__What this task involves__: Only the pictures are left out: repeat the rest of the entries exactly.

__Information provided__:
■ ■ ■ ■
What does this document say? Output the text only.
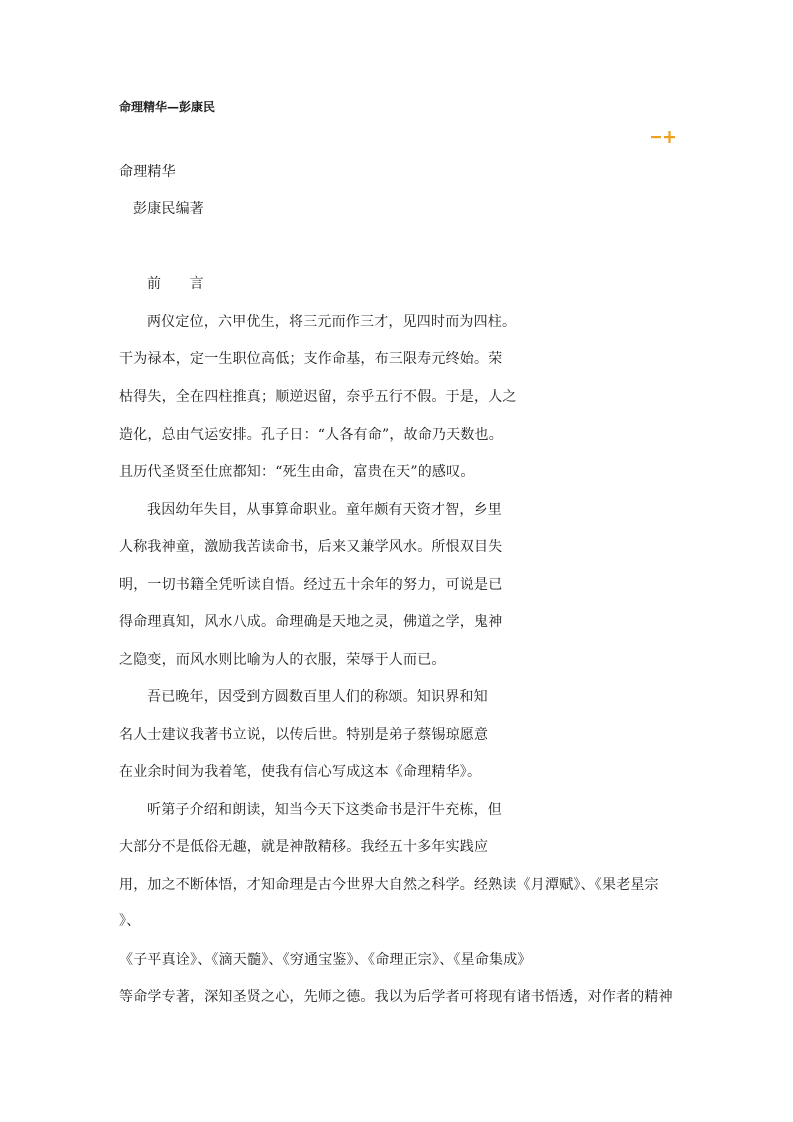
命理精华—彭康民
命理精华
彭康民编著
前　　言
两仪定位，六甲优生，将三元而作三才，见四时而为四柱。
干为禄本，定一生职位高低；支作命基，布三限寿元终始。荣
枯得失，全在四柱推真；顺逆迟留，奈乎五行不假。于是，人之
造化，总由气运安排。孔子日：“人各有命”，故命乃天数也。
且历代圣贤至仕庶都知：“死生由命，富贵在天”的感叹。
我因幼年失目，从事算命职业。童年颇有天资才智，乡里
人称我神童，激励我苦读命书，后来又兼学风水。所恨双目失
明，一切书籍全凭听读自悟。经过五十余年的努力，可说是已
得命理真知，风水八成。命理确是天地之灵，佛道之学，鬼神
之隐变，而风水则比喻为人的衣服，荣辱于人而已。
吾已晚年，因受到方圆数百里人们的称颂。知识界和知
名人士建议我著书立说，以传后世。特别是弟子蔡锡琼愿意
在业余时间为我着笔，使我有信心写成这本《命理精华》。
听第子介绍和朗读，知当今天下这类命书是汗牛充栋，但
大部分不是低俗无趣，就是神散精移。我经五十多年实践应
用，加之不断体悟，才知命理是古今世界大自然之科学。经熟读《月潭赋》、《果老星宗
》、
《子平真诠》、《滴天髓》、《穷通宝鉴》、《命理正宗》、《星命集成》
等命学专著，深知圣贤之心，先师之德。我以为后学者可将现有诸书悟透，对作者的精神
■ ■ ■ ■
__Completed exercise__:
What does this document say? Output the text only.
命理精华—彭康民
命理精华
彭康民编著
前　　言
两仪定位，六甲优生，将三元而作三才，见四时而为四柱。
干为禄本，定一生职位高低；支作命基，布三限寿元终始。荣
枯得失，全在四柱推真；顺逆迟留，奈乎五行不假。于是，人之
造化，总由气运安排。孔子日：“人各有命”，故命乃天数也。
且历代圣贤至仕庶都知：“死生由命，富贵在天”的感叹。
我因幼年失目，从事算命职业。童年颇有天资才智，乡里
人称我神童，激励我苦读命书，后来又兼学风水。所恨双目失
明，一切书籍全凭听读自悟。经过五十余年的努力，可说是已
得命理真知，风水八成。命理确是天地之灵，佛道之学，鬼神
之隐变，而风水则比喻为人的衣服，荣辱于人而已。
吾已晚年，因受到方圆数百里人们的称颂。知识界和知
名人士建议我著书立说，以传后世。特别是弟子蔡锡琼愿意
在业余时间为我着笔，使我有信心写成这本《命理精华》。
听第子介绍和朗读，知当今天下这类命书是汗牛充栋，但
大部分不是低俗无趣，就是神散精移。我经五十多年实践应
用，加之不断体悟，才知命理是古今世界大自然之科学。经熟读《月潭赋》、《果老星宗
》、
《子平真诠》、《滴天髓》、《穷通宝鉴》、《命理正宗》、《星命集成》
等命学专著，深知圣贤之心，先师之德。我以为后学者可将现有诸书悟透，对作者的精神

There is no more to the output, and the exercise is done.